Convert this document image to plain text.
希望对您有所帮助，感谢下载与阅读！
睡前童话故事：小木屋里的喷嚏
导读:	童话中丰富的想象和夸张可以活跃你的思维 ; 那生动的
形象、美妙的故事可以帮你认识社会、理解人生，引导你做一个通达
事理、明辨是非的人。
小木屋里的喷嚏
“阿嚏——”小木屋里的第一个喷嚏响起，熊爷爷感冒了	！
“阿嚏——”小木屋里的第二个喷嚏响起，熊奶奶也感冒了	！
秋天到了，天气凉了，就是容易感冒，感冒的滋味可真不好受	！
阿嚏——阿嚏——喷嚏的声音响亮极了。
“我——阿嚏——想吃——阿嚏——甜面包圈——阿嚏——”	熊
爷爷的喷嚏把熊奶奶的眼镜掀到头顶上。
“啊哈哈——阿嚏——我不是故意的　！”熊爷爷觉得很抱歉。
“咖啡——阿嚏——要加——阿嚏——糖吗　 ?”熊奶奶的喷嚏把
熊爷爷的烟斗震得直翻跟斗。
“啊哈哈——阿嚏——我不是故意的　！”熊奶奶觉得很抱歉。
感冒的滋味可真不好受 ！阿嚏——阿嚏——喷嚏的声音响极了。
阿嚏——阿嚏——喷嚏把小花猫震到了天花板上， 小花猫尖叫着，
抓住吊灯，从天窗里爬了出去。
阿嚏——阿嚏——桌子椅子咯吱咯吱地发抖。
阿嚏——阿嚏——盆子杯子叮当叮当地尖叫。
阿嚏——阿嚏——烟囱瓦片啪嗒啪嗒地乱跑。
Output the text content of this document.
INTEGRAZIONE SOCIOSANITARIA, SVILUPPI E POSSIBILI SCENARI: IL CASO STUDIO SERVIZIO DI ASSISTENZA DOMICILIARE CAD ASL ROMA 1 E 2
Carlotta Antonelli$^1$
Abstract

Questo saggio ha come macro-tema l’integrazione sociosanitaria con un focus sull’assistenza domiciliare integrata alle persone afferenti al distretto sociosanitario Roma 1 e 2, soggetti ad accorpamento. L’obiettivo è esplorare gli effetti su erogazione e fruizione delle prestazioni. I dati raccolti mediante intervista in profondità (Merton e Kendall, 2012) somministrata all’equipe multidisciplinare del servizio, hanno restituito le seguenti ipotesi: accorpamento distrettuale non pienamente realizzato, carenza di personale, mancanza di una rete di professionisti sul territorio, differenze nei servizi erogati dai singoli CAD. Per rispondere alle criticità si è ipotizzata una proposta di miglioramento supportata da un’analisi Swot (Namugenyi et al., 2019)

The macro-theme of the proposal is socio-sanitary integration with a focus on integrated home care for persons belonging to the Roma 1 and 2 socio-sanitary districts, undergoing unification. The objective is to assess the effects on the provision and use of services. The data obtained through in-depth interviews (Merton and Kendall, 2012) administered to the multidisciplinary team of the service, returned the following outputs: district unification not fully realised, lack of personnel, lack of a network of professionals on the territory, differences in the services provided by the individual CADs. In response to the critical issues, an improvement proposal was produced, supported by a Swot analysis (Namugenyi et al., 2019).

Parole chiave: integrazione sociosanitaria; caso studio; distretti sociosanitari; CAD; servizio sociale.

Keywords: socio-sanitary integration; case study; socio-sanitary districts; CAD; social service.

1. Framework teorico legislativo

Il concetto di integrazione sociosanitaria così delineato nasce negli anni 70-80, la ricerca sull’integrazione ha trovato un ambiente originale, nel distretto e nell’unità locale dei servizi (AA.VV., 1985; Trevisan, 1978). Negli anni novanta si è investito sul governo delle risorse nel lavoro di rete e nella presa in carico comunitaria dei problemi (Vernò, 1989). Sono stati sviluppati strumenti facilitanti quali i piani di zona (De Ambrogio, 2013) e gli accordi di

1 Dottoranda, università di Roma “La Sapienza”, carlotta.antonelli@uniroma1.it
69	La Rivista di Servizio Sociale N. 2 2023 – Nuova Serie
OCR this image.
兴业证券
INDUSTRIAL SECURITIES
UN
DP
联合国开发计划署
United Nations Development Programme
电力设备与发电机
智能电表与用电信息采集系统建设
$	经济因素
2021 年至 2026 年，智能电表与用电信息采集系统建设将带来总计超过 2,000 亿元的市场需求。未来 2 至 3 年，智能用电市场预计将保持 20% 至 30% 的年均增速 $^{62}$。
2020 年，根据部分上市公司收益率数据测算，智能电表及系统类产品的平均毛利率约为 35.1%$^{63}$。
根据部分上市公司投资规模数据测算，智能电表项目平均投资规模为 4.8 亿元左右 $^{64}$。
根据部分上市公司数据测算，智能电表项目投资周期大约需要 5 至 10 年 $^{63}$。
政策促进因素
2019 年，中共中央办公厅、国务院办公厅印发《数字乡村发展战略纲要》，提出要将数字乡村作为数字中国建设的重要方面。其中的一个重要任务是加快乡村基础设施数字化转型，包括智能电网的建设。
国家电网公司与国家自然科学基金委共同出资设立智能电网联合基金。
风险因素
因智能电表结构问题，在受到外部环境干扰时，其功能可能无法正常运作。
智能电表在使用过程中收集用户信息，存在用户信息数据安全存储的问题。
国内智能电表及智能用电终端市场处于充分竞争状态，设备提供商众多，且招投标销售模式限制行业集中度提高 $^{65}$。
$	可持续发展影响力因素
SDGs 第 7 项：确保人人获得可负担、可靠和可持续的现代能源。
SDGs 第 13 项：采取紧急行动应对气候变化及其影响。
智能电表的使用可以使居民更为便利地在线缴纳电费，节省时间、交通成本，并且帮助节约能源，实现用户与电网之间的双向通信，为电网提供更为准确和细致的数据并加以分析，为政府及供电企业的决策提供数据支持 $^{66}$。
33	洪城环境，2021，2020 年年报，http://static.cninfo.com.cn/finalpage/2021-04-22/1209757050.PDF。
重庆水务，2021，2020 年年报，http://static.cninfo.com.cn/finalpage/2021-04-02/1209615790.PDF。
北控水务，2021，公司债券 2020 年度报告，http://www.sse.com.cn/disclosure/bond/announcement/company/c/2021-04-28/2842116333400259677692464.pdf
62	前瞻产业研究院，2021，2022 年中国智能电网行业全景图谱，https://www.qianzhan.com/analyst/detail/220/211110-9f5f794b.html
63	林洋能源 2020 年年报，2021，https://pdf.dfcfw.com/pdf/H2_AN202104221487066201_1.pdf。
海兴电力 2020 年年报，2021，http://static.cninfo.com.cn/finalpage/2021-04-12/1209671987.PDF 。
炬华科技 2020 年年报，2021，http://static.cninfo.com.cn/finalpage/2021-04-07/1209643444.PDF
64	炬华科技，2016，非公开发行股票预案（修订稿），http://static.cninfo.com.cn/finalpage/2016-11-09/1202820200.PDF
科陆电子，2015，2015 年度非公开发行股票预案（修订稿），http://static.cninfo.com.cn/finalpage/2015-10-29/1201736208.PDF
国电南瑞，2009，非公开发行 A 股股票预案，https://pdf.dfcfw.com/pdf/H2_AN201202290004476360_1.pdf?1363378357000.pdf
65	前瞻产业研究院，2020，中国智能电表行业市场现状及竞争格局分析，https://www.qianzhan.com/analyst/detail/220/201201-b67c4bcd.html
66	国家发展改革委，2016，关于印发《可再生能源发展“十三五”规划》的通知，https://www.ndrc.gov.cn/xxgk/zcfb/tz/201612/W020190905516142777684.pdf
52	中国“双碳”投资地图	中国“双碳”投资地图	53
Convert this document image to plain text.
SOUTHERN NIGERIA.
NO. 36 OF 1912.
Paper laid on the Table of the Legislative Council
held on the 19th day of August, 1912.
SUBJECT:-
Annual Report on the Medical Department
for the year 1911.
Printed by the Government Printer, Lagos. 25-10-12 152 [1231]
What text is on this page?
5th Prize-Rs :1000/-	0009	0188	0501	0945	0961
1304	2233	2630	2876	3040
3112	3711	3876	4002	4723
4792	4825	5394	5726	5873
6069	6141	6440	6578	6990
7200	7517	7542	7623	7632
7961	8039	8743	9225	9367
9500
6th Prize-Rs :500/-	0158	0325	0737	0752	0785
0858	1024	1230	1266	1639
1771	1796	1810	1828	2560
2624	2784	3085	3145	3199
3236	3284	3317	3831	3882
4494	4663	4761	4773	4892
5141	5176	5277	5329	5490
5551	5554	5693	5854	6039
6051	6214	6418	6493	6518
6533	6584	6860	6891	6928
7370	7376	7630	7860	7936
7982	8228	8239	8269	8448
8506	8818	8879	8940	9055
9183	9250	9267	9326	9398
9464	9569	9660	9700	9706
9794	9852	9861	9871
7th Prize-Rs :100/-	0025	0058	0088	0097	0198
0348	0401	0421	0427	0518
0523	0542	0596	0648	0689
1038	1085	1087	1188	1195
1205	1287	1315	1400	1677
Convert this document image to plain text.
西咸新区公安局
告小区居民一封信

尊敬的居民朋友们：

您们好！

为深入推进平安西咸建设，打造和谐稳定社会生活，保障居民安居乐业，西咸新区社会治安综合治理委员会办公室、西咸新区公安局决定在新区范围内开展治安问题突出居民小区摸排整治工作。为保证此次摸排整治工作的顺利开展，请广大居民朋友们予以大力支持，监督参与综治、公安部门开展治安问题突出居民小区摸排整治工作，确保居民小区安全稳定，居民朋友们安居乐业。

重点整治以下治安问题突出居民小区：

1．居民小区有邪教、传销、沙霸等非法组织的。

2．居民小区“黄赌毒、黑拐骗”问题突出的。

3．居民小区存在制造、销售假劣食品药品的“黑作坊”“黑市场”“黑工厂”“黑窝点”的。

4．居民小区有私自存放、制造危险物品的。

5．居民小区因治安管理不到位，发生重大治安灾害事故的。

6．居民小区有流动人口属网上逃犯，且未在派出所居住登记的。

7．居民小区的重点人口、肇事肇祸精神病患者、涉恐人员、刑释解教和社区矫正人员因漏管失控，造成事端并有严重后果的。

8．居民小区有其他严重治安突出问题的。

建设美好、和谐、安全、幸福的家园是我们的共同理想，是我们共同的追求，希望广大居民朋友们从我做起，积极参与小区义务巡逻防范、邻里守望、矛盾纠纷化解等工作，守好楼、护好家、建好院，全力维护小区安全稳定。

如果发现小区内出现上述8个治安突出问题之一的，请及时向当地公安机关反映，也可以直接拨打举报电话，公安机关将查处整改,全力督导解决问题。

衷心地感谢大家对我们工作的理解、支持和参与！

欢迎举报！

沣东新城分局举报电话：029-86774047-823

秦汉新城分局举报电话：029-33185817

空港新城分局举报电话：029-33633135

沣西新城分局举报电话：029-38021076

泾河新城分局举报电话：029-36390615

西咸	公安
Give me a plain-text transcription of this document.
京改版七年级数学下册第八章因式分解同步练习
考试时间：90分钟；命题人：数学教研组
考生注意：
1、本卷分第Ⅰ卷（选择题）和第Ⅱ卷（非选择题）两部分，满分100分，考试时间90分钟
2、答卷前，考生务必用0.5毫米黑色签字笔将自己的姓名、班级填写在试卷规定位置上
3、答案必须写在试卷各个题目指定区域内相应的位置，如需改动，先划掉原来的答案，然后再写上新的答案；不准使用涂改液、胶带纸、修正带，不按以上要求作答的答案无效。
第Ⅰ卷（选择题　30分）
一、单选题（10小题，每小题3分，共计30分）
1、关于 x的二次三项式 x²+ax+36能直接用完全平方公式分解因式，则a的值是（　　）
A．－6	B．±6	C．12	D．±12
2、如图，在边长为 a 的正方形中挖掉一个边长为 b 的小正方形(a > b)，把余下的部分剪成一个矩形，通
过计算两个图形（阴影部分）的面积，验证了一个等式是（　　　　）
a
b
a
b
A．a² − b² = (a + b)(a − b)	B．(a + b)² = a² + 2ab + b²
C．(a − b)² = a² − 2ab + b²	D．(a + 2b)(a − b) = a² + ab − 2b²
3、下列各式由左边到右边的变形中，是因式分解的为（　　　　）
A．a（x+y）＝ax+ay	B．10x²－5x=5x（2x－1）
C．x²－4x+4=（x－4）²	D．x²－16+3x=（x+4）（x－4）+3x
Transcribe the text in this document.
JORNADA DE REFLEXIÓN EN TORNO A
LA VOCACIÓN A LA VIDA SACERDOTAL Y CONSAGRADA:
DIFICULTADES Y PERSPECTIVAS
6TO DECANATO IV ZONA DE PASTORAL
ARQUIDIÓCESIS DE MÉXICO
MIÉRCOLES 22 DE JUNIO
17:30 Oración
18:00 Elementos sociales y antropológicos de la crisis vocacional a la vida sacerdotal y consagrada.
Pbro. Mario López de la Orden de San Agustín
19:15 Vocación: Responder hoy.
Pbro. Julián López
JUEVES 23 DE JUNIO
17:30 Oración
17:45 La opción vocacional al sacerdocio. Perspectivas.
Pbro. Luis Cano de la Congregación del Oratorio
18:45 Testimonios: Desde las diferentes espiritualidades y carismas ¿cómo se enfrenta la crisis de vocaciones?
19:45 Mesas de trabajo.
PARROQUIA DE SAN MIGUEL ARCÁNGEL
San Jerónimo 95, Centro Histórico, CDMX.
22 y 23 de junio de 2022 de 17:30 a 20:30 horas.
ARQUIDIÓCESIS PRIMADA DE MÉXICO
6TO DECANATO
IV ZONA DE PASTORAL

========

__WHAT THE TASK REQUIRES__. Search the records above for the string "rete". Copy every line that contains it.

__EXERCISE RESULT__.
Questo saggio ha come macro-tema l’integrazione sociosanitaria con un focus sull’assistenza domiciliare integrata alle persone afferenti al distretto sociosanitario Roma 1 e 2, soggetti ad accorpamento. L’obiettivo è esplorare gli effetti su erogazione e fruizione delle prestazioni. I dati raccolti mediante intervista in profondità (Merton e Kendall, 2012) somministrata all’equipe multidisciplinare del servizio, hanno restituito le seguenti ipotesi: accorpamento distrettuale non pienamente realizzato, carenza di personale, mancanza di una rete di professionisti sul territorio, differenze nei servizi erogati dai singoli CAD. Per rispondere alle criticità si è ipotizzata una proposta di miglioramento supportata da un’analisi Swot (Namugenyi et al., 2019)
Il concetto di integrazione sociosanitaria così delineato nasce negli anni 70-80, la ricerca sull’integrazione ha trovato un ambiente originale, nel distretto e nell’unità locale dei servizi (AA.VV., 1985; Trevisan, 1978). Negli anni novanta si è investito sul governo delle risorse nel lavoro di rete e nella presa in carico comunitaria dei problemi (Vernò, 1989). Sono stati sviluppati strumenti facilitanti quali i piani di zona (De Ambrogio, 2013) e gli accordi di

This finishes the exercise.